Auch wichtig: Wer fällt im mehrstufigen Studiensystem durch das Raster, welche selektiven Prozesse wirken beim Zugang zum Bachelor und später beim Master? „Unsere empirischen Befunde dazu können wir bislang nicht mit amtlichen Statistiken überprüfen.“ Middendorff hofft zudem, dass die Primärquellen der Statistiker künftig auch der Forschung zur Verfügung stehen. „Brauchen wir eine differenziertere Auswertung der Hochschulstatistik, müssen wir momentan erst einen Antrag stellen. Die Bearbeitung dauert natürlich und kostet uns Geld.“ Damit der Datenschutz trotzdem gewahrt bleibe, müsse über spezielle Zugriffsverfahren diskutiert werden, fordert Middendorff. Der fzs lehnt eine Weitergabe der statistischen Datensätze strikt ab.

++++++++++++++++++++

Anweisungen und Vorgaben — Gib den Abschnitt aus dem Auszug zur Hochschulstatistik wortgetreu aus, beginnend bei „Auch wichtig: Wer“ und fortlaufend bis einschließlich „Datensätze strikt ab.“. Stütze dich ausschließlich auf den Auszug.

[Einträge zu Elementfeldern]
++++++++++++++++++++

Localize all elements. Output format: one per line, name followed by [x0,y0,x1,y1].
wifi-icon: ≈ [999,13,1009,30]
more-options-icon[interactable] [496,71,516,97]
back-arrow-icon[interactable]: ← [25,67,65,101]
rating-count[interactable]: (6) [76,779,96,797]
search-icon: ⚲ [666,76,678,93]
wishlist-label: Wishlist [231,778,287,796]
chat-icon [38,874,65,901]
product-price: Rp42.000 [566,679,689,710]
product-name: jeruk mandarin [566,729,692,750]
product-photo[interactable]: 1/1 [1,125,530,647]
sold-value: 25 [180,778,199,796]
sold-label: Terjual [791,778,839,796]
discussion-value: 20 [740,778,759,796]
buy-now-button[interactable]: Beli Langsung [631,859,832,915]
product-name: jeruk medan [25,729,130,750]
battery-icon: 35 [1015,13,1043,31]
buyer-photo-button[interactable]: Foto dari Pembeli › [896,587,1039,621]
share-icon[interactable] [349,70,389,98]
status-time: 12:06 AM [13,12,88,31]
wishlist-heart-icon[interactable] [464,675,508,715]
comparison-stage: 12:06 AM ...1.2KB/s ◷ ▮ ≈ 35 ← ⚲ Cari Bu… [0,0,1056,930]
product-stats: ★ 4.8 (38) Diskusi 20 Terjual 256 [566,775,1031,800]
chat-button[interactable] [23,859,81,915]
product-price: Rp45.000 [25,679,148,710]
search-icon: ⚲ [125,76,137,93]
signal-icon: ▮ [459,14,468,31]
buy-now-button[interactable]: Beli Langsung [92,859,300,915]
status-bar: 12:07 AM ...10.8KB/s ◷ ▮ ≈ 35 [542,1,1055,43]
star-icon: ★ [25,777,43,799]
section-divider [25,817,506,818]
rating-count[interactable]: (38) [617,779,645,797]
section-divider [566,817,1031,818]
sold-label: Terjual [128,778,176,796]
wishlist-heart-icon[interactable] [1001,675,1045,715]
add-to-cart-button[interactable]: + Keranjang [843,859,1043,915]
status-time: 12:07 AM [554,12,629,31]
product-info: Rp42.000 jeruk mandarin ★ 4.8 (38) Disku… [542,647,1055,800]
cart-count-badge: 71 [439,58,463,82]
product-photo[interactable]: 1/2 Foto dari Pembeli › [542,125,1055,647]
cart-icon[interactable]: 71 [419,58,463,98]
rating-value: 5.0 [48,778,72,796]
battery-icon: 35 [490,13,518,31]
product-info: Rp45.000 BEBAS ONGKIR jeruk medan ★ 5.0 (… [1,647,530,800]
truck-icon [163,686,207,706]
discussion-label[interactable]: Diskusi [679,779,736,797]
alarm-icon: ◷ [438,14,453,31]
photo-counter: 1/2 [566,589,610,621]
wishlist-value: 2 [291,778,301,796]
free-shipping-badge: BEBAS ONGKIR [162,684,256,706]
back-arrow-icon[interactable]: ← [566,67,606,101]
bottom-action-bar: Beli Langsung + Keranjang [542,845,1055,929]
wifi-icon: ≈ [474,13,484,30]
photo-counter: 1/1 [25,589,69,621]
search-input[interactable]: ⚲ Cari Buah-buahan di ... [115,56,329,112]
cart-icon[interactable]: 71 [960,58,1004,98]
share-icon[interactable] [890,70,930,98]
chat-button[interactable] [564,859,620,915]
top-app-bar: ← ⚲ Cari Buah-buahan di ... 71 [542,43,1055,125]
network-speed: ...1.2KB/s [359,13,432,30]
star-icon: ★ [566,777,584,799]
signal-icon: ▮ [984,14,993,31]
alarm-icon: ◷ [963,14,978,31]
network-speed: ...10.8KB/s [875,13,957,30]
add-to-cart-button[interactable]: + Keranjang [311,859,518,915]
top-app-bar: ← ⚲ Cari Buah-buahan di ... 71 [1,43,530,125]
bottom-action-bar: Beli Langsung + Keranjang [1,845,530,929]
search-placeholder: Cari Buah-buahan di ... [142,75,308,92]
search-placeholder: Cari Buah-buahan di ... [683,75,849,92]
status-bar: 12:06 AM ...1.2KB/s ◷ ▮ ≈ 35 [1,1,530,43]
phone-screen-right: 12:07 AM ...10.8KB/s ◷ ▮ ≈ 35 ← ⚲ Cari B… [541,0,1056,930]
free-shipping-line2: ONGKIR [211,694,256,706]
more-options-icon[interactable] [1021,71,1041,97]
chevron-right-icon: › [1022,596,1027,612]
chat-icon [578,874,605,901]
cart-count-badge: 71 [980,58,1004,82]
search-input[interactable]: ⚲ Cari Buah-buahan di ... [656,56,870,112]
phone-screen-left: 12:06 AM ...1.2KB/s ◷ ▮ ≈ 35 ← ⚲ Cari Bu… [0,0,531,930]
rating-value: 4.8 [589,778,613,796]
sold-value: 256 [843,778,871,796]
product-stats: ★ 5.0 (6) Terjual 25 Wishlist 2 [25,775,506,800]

++++++++++++++++++++

Aufgabenergebnis —
Auch wichtig: Wer fällt im mehrstufigen Studiensystem durch das Raster, welche selektiven Prozesse wirken beim Zugang zum Bachelor und später beim Master? „Unsere empirischen Befunde dazu können wir bislang nicht mit amtlichen Statistiken überprüfen.“ Middendorff hofft zudem, dass die Primärquellen der Statistiker künftig auch der Forschung zur Verfügung stehen. „Brauchen wir eine differenziertere Auswertung der Hochschulstatistik, müssen wir momentan erst einen Antrag stellen. Die Bearbeitung dauert natürlich und kostet uns Geld.“ Damit der Datenschutz trotzdem gewahrt bleibe, müsse über spezielle Zugriffsverfahren diskutiert werden, fordert Middendorff. Der fzs lehnt eine Weitergabe der statistischen Datensätze strikt ab.